Records:
......

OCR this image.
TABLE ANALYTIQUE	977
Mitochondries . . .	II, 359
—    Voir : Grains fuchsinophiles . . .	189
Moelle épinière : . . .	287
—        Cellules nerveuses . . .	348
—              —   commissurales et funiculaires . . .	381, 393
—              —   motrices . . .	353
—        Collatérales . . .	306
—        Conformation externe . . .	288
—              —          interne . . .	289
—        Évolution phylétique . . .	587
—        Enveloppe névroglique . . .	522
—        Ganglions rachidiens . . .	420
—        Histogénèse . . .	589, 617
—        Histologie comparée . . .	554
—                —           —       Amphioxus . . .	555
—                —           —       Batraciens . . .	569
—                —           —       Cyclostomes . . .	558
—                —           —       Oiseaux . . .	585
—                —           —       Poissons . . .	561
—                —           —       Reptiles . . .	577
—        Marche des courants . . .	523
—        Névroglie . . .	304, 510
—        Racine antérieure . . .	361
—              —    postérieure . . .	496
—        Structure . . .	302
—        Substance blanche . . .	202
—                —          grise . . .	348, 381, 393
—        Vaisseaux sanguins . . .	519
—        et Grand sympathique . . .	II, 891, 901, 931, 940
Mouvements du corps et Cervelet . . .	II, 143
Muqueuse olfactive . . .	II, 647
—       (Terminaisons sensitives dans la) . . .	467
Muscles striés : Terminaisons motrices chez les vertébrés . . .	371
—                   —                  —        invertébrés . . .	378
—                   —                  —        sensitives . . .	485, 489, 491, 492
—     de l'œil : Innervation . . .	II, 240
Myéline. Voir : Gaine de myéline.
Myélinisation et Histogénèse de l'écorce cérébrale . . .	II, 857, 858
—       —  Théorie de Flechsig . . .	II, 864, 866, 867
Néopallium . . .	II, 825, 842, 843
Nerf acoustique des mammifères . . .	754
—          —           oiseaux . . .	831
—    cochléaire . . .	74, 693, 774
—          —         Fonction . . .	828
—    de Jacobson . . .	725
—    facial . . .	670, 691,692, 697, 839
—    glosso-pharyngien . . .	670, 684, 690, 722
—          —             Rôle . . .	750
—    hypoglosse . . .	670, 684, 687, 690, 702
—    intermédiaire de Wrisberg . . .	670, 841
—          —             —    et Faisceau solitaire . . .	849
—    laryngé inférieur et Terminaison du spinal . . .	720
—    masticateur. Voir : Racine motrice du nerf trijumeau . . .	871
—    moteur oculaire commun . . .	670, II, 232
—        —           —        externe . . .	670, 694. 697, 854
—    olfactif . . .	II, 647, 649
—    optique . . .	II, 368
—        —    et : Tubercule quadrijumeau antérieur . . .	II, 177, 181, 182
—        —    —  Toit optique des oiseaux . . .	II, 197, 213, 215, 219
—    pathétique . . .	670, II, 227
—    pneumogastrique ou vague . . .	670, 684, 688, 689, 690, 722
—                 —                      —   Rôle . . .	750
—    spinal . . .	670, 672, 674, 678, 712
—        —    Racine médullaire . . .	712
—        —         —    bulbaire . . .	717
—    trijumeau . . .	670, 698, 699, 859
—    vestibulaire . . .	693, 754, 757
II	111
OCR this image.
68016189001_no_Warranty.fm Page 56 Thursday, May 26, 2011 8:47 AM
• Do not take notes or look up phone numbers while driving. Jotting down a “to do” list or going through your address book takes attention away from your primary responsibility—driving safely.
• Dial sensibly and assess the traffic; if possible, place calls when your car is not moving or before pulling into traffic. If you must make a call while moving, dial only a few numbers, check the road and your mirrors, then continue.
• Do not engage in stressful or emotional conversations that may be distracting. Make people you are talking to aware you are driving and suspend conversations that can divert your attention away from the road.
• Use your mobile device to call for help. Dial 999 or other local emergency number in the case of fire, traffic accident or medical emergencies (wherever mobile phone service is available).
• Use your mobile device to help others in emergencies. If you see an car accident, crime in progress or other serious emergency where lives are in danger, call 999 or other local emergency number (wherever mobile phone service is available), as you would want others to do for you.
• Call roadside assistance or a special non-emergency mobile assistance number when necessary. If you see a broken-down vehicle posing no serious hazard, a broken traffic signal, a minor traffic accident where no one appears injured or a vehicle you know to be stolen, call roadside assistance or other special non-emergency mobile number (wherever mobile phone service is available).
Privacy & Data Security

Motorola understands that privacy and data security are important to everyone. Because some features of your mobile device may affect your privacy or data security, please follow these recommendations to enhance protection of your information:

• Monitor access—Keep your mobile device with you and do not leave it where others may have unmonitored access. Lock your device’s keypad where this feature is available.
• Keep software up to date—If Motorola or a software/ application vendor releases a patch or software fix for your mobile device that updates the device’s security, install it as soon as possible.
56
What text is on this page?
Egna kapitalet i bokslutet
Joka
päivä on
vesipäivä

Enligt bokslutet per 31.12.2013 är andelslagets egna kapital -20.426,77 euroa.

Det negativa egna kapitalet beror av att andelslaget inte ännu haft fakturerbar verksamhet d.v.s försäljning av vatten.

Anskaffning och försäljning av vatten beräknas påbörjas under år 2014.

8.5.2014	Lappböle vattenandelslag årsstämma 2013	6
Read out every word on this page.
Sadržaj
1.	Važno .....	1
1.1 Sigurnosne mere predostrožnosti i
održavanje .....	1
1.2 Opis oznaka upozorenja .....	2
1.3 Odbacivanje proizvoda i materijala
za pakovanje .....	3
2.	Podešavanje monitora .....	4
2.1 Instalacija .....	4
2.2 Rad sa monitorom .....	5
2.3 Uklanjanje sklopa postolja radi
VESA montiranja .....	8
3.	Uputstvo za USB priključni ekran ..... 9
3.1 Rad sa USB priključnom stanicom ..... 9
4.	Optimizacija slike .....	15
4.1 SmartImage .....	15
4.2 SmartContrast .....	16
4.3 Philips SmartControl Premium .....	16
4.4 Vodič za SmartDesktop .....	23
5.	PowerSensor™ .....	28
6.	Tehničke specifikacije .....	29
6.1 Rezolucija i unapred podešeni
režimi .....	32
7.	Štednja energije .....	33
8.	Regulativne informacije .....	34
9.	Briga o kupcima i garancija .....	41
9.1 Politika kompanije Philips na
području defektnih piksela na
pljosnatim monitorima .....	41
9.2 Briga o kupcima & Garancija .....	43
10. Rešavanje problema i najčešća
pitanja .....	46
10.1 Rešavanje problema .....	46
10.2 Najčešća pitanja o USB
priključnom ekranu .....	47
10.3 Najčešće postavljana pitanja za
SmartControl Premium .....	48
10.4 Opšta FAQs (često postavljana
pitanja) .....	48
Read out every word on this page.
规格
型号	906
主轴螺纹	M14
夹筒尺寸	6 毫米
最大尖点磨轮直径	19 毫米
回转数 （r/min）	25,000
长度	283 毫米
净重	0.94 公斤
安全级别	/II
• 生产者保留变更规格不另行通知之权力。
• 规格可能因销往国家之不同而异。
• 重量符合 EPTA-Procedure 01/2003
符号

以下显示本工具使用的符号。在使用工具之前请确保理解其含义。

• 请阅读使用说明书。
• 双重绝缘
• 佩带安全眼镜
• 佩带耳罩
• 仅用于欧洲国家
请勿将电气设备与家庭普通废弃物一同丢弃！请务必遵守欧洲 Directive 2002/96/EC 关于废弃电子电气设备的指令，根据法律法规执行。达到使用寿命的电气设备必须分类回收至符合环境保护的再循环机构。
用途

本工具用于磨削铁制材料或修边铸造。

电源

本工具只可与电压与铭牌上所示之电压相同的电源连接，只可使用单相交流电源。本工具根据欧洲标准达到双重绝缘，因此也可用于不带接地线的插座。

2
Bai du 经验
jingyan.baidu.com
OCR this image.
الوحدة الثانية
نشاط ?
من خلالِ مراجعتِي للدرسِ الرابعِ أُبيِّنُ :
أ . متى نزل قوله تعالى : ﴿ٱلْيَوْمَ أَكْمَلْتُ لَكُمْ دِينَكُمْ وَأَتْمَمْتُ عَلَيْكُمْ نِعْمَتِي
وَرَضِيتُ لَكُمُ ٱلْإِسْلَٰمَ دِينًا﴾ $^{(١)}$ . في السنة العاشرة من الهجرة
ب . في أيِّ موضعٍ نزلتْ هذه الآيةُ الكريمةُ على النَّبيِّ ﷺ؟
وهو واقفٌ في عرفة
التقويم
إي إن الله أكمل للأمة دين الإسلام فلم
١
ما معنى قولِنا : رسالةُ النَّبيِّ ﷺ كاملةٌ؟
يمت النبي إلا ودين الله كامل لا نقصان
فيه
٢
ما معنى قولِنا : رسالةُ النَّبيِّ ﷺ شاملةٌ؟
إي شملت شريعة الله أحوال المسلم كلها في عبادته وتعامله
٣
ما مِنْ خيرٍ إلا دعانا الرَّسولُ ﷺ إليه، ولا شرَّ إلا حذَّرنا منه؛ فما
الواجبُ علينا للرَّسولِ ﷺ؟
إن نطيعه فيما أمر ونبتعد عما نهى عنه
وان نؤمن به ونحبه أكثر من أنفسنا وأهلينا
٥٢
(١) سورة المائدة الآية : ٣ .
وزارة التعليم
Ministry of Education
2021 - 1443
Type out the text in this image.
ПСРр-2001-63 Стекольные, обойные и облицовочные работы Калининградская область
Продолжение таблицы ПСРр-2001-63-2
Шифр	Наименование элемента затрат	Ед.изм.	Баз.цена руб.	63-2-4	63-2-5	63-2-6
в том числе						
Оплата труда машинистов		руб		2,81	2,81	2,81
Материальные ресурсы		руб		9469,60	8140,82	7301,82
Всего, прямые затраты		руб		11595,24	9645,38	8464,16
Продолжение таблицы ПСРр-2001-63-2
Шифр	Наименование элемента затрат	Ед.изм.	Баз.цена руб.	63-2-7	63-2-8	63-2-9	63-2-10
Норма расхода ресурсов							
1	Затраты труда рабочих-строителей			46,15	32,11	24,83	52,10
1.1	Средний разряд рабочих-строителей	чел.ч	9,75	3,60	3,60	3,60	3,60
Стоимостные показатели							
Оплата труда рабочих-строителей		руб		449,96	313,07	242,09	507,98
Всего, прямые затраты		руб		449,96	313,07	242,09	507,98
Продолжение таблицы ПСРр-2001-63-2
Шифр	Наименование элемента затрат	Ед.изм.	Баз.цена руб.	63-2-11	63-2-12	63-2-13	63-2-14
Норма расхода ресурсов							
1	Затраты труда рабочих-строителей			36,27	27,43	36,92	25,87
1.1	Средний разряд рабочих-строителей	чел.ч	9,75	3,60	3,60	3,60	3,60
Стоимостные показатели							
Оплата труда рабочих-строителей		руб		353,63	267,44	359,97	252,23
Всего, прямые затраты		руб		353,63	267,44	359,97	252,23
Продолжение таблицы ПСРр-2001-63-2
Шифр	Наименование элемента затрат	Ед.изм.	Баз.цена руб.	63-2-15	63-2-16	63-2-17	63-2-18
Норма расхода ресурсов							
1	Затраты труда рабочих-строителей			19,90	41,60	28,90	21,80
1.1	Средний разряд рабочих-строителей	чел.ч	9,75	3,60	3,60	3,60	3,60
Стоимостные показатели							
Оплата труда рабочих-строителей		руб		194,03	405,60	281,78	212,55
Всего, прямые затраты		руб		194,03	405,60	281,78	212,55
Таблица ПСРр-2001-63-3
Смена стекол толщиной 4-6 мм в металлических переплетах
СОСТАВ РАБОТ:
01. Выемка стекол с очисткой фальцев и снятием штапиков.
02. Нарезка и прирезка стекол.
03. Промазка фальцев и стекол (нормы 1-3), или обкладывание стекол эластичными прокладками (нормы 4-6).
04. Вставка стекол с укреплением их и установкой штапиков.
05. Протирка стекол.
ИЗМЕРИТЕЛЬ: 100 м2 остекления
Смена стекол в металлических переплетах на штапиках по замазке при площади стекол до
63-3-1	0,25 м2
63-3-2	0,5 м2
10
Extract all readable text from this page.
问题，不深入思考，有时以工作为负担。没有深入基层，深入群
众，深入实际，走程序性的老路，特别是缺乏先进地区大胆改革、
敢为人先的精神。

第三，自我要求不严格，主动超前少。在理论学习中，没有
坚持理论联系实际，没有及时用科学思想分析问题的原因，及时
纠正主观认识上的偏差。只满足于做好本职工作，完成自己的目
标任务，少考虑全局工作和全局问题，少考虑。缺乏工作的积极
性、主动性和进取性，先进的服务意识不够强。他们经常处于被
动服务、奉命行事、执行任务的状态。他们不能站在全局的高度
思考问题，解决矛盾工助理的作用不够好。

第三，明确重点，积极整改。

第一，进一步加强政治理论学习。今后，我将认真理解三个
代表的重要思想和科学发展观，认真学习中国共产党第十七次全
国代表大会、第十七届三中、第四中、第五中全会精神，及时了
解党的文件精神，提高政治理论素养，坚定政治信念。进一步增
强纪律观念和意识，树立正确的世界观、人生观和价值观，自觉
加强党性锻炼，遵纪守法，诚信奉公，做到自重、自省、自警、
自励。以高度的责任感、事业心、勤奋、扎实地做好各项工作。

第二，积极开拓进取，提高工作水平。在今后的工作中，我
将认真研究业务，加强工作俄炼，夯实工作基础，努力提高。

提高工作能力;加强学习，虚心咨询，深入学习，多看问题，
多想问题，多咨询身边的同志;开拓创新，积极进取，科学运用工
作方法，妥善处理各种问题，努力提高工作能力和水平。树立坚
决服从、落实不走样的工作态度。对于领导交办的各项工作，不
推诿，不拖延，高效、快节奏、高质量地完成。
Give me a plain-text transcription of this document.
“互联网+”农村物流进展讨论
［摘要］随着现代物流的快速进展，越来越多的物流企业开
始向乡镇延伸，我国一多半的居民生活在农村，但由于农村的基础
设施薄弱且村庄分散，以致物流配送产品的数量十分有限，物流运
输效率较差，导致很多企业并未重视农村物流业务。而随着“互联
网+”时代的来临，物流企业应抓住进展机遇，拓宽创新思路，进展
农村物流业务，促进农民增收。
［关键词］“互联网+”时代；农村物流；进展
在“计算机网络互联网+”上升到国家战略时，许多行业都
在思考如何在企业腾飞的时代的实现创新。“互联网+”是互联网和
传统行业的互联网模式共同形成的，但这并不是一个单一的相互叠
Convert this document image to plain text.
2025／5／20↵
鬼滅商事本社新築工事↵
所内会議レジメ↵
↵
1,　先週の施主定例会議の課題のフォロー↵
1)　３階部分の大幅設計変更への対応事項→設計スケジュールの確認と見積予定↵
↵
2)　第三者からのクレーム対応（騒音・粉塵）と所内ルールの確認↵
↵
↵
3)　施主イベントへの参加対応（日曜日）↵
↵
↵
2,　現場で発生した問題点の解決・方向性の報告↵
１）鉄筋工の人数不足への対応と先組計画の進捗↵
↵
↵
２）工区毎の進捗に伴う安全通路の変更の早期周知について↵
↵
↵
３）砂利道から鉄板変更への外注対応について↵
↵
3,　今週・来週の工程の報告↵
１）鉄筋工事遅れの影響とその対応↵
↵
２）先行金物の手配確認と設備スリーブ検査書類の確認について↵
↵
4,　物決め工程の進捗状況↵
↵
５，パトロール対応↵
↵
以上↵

......

# What is asked
Copy out every line from the material above in which the word "элемента" appears.

# Exercise result
Шифр	Наименование элемента затрат	Ед.изм.	Баз.цена руб.	63-2-4	63-2-5	63-2-6
Шифр	Наименование элемента затрат	Ед.изм.	Баз.цена руб.	63-2-7	63-2-8	63-2-9	63-2-10
Шифр	Наименование элемента затрат	Ед.изм.	Баз.цена руб.	63-2-11	63-2-12	63-2-13	63-2-14
Шифр	Наименование элемента затрат	Ед.изм.	Баз.цена руб.	63-2-15	63-2-16	63-2-17	63-2-18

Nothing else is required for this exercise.